- **WRITTEN TASK**
Quote verbatim the lines of the listing below, starting at its first line and ending at the line that contains "data-point bbox=[1203, 610, 1219, 626]", with both of those lines included.

##### LISTED ENTRIES

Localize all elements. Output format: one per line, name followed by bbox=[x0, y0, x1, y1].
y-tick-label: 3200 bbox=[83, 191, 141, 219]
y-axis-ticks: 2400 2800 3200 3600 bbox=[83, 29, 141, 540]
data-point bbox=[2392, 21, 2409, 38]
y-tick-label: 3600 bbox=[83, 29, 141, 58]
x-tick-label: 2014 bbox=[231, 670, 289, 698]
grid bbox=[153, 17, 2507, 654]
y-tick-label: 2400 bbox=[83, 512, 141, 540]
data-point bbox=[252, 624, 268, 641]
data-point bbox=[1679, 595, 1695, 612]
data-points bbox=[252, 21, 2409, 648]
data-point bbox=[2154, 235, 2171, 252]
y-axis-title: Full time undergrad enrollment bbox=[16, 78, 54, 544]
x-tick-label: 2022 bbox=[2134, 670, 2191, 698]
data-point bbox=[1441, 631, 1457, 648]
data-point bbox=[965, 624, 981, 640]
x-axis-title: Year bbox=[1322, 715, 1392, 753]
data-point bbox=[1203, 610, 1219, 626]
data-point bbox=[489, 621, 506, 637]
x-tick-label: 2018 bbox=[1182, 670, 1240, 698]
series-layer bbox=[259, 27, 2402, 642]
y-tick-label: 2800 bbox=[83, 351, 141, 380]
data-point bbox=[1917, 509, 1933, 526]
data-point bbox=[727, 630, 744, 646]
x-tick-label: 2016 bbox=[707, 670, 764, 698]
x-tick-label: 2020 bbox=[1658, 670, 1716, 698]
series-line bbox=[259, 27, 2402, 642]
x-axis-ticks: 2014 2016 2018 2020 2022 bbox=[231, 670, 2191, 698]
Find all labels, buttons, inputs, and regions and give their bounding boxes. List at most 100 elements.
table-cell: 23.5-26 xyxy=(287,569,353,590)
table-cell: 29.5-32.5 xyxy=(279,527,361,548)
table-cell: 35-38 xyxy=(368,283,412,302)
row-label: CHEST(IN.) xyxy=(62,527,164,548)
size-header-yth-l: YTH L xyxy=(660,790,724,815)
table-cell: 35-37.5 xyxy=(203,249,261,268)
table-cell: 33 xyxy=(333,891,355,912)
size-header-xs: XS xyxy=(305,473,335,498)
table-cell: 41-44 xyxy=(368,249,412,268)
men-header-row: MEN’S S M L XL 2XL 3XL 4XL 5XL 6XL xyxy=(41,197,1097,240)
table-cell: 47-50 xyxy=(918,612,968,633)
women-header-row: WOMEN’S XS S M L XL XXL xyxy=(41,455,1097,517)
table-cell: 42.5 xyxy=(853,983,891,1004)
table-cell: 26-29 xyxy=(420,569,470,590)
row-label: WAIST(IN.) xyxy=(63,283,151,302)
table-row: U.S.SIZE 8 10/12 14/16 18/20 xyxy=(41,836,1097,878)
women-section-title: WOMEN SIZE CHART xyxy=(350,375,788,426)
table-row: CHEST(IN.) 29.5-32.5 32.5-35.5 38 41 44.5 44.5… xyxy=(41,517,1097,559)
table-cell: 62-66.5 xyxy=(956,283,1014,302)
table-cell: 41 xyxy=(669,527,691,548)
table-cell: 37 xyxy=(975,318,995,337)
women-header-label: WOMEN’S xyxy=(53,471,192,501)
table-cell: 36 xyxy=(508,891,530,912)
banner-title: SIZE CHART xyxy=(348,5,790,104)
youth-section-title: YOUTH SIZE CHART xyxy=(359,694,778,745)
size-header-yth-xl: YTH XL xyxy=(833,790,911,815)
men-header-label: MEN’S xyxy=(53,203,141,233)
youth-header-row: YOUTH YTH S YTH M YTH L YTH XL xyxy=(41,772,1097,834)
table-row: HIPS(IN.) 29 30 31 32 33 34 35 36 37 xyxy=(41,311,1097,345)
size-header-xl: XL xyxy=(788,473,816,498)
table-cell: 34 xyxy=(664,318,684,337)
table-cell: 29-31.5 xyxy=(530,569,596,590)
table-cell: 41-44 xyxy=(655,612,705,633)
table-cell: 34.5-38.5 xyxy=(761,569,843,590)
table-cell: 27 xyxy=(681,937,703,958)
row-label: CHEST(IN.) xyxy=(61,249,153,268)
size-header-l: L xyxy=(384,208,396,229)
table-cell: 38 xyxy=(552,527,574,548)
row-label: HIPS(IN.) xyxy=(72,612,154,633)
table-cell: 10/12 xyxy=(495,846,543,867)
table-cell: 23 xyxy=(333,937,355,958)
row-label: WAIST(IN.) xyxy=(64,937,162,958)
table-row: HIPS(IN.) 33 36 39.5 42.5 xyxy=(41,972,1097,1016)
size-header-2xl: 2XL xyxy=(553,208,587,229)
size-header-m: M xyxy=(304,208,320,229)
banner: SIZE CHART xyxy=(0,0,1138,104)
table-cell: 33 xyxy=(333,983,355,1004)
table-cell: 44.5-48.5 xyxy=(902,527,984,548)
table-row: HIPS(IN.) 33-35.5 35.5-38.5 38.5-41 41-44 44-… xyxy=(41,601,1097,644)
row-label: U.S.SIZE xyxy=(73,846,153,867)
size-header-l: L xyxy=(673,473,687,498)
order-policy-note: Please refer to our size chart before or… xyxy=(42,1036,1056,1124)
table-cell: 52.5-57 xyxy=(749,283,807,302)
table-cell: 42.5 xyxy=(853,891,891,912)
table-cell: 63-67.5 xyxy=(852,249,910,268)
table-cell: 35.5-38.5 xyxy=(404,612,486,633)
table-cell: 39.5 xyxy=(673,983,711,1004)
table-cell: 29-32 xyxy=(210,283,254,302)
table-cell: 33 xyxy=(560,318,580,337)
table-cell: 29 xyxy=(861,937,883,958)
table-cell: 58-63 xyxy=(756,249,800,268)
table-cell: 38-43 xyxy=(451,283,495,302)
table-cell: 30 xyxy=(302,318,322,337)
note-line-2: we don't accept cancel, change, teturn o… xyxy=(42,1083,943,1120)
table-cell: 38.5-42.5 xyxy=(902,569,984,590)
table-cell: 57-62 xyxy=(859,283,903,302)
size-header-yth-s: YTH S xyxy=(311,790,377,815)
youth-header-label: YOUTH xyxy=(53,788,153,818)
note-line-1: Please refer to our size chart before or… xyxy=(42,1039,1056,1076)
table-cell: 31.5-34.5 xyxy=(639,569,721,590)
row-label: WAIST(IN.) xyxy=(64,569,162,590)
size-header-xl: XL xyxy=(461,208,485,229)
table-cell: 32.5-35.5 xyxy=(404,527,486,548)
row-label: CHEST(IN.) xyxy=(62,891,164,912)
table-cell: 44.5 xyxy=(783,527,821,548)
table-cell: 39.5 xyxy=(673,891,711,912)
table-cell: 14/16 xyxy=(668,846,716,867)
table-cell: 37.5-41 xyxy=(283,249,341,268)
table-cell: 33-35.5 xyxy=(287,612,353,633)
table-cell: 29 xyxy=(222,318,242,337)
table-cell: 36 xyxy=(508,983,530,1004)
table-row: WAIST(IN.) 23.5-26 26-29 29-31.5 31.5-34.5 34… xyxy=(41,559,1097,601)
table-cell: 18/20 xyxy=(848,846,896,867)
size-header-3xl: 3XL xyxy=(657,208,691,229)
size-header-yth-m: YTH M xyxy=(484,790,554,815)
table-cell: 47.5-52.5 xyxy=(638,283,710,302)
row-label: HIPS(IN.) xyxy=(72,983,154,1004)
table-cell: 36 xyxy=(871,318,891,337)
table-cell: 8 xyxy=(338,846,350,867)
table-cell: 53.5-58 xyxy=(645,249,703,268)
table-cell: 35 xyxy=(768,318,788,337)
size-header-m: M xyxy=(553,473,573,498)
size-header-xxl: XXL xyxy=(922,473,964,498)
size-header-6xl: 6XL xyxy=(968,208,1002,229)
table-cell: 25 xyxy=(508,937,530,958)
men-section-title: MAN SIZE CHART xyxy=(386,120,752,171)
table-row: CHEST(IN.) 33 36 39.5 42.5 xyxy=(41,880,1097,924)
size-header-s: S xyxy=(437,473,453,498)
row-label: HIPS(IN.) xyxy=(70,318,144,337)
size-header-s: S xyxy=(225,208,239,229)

##########

- **REPLY TO THE TASK**
Localize all elements. Output format: one per line, name followed by bbox=[x0, y0, x1, y1].
y-tick-label: 3200 bbox=[83, 191, 141, 219]
y-axis-ticks: 2400 2800 3200 3600 bbox=[83, 29, 141, 540]
data-point bbox=[2392, 21, 2409, 38]
y-tick-label: 3600 bbox=[83, 29, 141, 58]
x-tick-label: 2014 bbox=[231, 670, 289, 698]
grid bbox=[153, 17, 2507, 654]
y-tick-label: 2400 bbox=[83, 512, 141, 540]
data-point bbox=[252, 624, 268, 641]
data-point bbox=[1679, 595, 1695, 612]
data-points bbox=[252, 21, 2409, 648]
data-point bbox=[2154, 235, 2171, 252]
y-axis-title: Full time undergrad enrollment bbox=[16, 78, 54, 544]
x-tick-label: 2022 bbox=[2134, 670, 2191, 698]
data-point bbox=[1441, 631, 1457, 648]
data-point bbox=[965, 624, 981, 640]
x-axis-title: Year bbox=[1322, 715, 1392, 753]
data-point bbox=[1203, 610, 1219, 626]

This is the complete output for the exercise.